Exercise directions: State the number of lines below in which the word "Everyone" appears. Nothing else belongs in the answer.

## begin

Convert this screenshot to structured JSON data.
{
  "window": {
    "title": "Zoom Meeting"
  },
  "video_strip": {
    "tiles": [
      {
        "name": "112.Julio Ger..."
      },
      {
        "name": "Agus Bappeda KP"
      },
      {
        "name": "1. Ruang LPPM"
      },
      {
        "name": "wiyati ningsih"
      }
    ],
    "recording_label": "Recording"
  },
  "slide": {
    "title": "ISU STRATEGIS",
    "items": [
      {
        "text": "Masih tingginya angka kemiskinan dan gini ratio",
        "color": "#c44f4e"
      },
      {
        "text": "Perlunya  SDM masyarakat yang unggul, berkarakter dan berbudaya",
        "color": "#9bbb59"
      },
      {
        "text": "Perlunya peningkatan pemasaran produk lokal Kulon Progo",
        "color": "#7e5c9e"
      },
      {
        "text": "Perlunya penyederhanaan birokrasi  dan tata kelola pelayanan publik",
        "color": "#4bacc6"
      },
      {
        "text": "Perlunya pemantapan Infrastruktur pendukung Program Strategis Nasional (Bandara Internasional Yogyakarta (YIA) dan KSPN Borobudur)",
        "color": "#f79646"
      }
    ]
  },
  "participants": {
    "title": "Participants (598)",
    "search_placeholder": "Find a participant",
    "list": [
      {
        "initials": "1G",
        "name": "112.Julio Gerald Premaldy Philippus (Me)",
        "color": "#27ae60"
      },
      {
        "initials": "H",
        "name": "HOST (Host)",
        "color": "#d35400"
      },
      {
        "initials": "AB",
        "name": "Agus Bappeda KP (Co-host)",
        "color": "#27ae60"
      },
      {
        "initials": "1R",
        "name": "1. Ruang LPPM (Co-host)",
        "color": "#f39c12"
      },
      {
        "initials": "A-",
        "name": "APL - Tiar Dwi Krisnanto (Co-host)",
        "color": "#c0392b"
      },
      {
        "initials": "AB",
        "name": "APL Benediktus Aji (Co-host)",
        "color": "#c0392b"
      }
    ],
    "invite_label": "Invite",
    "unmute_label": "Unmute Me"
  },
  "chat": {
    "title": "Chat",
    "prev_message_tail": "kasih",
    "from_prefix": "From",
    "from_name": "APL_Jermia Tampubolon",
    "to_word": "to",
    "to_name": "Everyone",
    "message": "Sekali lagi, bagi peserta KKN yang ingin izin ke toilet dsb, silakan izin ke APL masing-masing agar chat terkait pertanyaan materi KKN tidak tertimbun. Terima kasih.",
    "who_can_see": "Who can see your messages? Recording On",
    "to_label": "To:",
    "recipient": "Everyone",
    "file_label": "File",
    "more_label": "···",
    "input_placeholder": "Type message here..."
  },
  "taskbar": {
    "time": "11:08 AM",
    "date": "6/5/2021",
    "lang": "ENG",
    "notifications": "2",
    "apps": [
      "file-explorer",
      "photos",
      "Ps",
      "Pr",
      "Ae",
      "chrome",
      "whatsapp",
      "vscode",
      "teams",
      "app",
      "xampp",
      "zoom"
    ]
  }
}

## end

Result below: 2